• [Dataset items]

________________________

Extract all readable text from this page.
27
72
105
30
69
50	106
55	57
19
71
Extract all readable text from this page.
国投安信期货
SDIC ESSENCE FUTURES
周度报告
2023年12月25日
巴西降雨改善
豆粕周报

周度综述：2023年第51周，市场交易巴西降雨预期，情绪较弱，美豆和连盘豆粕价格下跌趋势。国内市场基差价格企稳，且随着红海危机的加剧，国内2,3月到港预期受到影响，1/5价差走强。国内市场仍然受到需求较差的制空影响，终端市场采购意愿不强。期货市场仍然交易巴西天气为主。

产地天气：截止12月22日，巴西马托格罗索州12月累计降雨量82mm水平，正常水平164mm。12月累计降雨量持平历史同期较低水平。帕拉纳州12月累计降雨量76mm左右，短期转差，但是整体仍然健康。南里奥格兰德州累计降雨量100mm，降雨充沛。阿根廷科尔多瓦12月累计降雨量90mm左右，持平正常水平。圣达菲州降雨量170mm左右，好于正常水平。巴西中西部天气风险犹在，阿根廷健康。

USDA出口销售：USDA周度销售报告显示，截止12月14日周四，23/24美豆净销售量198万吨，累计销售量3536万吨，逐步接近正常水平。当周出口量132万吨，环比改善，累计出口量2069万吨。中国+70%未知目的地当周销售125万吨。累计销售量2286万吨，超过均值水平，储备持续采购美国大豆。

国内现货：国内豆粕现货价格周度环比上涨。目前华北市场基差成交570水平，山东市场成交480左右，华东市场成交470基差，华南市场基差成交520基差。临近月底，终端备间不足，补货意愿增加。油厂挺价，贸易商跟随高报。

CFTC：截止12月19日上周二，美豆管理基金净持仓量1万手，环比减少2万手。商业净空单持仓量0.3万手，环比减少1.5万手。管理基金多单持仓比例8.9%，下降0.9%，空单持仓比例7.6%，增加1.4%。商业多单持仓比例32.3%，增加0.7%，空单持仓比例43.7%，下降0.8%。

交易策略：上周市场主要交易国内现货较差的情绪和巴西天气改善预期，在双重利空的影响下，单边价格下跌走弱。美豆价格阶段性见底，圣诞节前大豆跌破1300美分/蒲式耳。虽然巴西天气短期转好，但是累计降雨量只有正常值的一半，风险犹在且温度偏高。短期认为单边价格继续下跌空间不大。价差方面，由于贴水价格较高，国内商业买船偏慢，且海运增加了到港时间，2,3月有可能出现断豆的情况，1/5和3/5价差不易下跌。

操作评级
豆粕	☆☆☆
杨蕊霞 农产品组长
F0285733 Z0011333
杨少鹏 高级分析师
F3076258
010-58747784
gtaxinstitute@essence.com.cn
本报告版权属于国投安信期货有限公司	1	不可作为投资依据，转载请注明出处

________________________

• [Your task]
Retype the whole listing above exactly.

• [Exercise response]
Extract all readable text from this page.
27
72
105
30
69
50	106
55	57
19
71
Extract all readable text from this page.
国投安信期货
SDIC ESSENCE FUTURES
周度报告
2023年12月25日
巴西降雨改善
豆粕周报

周度综述：2023年第51周，市场交易巴西降雨预期，情绪较弱，美豆和连盘豆粕价格下跌趋势。国内市场基差价格企稳，且随着红海危机的加剧，国内2,3月到港预期受到影响，1/5价差走强。国内市场仍然受到需求较差的制空影响，终端市场采购意愿不强。期货市场仍然交易巴西天气为主。

产地天气：截止12月22日，巴西马托格罗索州12月累计降雨量82mm水平，正常水平164mm。12月累计降雨量持平历史同期较低水平。帕拉纳州12月累计降雨量76mm左右，短期转差，但是整体仍然健康。南里奥格兰德州累计降雨量100mm，降雨充沛。阿根廷科尔多瓦12月累计降雨量90mm左右，持平正常水平。圣达菲州降雨量170mm左右，好于正常水平。巴西中西部天气风险犹在，阿根廷健康。

USDA出口销售：USDA周度销售报告显示，截止12月14日周四，23/24美豆净销售量198万吨，累计销售量3536万吨，逐步接近正常水平。当周出口量132万吨，环比改善，累计出口量2069万吨。中国+70%未知目的地当周销售125万吨。累计销售量2286万吨，超过均值水平，储备持续采购美国大豆。

国内现货：国内豆粕现货价格周度环比上涨。目前华北市场基差成交570水平，山东市场成交480左右，华东市场成交470基差，华南市场基差成交520基差。临近月底，终端备间不足，补货意愿增加。油厂挺价，贸易商跟随高报。

CFTC：截止12月19日上周二，美豆管理基金净持仓量1万手，环比减少2万手。商业净空单持仓量0.3万手，环比减少1.5万手。管理基金多单持仓比例8.9%，下降0.9%，空单持仓比例7.6%，增加1.4%。商业多单持仓比例32.3%，增加0.7%，空单持仓比例43.7%，下降0.8%。

交易策略：上周市场主要交易国内现货较差的情绪和巴西天气改善预期，在双重利空的影响下，单边价格下跌走弱。美豆价格阶段性见底，圣诞节前大豆跌破1300美分/蒲式耳。虽然巴西天气短期转好，但是累计降雨量只有正常值的一半，风险犹在且温度偏高。短期认为单边价格继续下跌空间不大。价差方面，由于贴水价格较高，国内商业买船偏慢，且海运增加了到港时间，2,3月有可能出现断豆的情况，1/5和3/5价差不易下跌。

操作评级
豆粕	☆☆☆
杨蕊霞 农产品组长
F0285733 Z0011333
杨少鹏 高级分析师
F3076258
010-58747784
gtaxinstitute@essence.com.cn
本报告版权属于国投安信期货有限公司	1	不可作为投资依据，转载请注明出处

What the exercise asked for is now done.